Gather all lines with the word "марта" in them.

(Data extracted from a collection)
============

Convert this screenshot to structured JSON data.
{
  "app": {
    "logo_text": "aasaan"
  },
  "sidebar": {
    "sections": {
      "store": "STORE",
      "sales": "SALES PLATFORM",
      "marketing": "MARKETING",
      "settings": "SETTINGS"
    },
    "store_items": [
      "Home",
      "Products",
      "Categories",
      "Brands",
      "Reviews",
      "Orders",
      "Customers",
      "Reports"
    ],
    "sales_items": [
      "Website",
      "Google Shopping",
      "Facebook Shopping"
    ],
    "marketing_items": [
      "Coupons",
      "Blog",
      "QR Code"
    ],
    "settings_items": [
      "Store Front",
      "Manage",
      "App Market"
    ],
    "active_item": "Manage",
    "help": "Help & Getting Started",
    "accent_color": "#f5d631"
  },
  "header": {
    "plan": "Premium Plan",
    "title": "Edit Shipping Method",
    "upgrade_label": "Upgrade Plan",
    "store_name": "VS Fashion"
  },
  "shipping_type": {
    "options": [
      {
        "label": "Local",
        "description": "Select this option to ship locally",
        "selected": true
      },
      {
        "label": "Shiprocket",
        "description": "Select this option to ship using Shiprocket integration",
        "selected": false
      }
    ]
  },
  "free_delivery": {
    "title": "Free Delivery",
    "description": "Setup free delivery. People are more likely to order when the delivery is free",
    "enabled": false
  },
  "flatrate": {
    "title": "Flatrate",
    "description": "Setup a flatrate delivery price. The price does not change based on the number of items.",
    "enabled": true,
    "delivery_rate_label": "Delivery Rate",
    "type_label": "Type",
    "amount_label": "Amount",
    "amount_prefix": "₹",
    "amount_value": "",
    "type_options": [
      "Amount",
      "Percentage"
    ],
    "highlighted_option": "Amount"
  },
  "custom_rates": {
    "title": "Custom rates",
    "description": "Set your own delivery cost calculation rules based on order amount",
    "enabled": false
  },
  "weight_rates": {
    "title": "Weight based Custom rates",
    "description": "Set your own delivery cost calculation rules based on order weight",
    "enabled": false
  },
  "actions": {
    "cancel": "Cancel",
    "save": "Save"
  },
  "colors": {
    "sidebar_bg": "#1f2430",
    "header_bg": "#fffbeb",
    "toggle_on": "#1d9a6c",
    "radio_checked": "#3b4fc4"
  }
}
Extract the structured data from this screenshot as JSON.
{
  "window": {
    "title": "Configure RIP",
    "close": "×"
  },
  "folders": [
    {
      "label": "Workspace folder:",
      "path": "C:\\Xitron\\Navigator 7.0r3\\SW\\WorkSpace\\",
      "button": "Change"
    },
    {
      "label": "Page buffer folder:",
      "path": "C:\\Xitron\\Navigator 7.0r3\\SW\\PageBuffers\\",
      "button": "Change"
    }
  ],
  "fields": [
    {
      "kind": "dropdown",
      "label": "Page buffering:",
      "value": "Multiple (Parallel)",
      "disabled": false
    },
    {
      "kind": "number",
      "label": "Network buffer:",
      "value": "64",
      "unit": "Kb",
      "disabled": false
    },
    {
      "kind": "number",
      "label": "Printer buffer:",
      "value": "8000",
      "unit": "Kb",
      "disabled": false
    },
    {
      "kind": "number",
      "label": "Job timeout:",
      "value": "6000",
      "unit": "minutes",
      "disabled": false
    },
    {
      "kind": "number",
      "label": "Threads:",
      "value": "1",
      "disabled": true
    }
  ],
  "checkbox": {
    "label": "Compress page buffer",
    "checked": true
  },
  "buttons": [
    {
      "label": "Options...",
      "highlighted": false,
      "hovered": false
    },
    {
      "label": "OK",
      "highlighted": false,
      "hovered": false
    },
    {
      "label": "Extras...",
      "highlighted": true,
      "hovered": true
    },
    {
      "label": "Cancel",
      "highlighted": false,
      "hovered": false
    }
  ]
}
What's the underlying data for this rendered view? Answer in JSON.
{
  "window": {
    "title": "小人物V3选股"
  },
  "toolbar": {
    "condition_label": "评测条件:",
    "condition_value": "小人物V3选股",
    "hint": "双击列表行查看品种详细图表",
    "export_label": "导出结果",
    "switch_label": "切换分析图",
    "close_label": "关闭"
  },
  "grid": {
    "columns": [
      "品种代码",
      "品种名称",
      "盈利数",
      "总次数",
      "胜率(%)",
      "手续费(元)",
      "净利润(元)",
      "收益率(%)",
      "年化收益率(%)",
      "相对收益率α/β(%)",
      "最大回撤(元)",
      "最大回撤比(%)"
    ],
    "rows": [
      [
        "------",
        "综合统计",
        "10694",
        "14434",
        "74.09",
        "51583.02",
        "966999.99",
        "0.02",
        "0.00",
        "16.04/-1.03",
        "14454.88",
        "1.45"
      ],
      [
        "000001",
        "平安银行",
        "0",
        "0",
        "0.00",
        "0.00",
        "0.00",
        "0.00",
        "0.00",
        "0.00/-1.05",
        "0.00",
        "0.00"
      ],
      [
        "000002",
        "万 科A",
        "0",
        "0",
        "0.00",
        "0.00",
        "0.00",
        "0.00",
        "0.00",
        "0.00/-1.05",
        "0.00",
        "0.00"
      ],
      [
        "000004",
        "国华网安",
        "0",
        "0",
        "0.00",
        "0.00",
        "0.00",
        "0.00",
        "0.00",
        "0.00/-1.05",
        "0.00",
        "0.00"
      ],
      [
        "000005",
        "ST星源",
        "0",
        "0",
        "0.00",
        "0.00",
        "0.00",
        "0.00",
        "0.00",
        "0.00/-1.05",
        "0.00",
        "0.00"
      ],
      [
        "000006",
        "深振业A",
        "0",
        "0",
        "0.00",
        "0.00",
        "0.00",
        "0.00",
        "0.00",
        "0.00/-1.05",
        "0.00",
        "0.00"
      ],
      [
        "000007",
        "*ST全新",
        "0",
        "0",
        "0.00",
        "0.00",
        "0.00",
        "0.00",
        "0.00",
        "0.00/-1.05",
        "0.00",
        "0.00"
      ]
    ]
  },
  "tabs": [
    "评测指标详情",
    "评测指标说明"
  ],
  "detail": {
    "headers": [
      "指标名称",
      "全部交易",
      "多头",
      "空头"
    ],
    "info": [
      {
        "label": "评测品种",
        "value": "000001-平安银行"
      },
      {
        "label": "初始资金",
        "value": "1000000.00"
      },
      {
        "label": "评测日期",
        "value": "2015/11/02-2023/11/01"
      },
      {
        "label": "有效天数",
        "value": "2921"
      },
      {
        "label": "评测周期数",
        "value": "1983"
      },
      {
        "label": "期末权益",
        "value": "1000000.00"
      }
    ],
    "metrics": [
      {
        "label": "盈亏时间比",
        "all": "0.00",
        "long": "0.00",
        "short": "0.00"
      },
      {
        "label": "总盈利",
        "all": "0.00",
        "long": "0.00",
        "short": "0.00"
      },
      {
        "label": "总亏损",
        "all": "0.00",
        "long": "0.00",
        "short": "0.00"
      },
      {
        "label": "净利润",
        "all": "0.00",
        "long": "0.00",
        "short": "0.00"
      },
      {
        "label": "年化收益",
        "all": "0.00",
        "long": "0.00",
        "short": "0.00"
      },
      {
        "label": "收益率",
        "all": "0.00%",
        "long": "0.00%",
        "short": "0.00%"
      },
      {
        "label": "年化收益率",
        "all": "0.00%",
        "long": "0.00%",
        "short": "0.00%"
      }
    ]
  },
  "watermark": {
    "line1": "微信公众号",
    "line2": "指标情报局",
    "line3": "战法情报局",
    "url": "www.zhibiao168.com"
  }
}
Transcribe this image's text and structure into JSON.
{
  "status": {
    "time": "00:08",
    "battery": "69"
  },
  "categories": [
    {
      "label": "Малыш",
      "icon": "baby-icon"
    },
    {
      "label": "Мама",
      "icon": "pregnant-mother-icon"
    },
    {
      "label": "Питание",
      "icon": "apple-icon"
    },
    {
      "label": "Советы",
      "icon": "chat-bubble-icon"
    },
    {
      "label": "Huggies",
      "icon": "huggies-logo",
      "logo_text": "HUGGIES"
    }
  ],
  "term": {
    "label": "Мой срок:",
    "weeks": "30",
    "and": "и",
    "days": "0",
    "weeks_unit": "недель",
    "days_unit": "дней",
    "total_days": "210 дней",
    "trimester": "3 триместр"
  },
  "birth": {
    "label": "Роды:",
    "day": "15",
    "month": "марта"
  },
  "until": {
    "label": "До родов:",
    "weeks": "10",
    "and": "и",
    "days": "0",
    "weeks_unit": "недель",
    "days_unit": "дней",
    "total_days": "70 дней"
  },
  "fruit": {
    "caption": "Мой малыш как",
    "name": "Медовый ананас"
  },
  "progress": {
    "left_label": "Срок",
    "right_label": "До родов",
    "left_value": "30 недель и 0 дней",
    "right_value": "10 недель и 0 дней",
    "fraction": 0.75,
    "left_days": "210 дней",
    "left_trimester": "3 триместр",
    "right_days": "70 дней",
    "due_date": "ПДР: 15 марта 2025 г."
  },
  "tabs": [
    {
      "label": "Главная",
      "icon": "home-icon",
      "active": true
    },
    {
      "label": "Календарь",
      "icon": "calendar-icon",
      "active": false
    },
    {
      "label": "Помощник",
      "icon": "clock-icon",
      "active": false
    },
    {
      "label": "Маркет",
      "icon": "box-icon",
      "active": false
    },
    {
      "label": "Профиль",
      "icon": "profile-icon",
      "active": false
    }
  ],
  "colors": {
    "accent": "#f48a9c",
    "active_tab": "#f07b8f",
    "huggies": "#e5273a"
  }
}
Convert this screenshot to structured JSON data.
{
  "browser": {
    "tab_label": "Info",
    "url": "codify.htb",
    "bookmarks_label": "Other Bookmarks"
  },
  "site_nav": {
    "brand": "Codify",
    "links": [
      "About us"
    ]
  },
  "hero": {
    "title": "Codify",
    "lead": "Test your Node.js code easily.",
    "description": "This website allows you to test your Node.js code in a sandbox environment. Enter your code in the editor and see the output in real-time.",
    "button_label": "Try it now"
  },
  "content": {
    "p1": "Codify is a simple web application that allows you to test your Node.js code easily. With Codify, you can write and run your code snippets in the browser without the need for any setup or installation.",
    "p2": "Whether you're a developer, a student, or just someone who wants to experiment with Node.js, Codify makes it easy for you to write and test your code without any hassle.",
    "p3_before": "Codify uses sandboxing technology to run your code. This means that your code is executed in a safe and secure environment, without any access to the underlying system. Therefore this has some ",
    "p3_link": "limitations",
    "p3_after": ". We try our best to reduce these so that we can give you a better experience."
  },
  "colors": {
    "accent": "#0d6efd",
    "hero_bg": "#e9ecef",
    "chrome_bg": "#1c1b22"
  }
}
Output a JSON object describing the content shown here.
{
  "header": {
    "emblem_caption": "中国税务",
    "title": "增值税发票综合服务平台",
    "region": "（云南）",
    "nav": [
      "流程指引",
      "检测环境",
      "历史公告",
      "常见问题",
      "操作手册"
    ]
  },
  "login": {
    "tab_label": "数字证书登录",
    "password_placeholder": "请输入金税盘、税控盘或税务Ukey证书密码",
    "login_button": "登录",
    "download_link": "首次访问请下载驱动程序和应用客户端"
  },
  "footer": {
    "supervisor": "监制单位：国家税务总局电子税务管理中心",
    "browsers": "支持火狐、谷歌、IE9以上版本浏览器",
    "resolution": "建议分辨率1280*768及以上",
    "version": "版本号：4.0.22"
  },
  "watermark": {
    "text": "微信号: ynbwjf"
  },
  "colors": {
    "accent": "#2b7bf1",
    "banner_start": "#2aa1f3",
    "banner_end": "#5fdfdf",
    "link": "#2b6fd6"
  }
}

============

§ **EXERCISE OUTPUT**:
    "month": "марта"
    "due_date": "ПДР: 15 марта 2025 г."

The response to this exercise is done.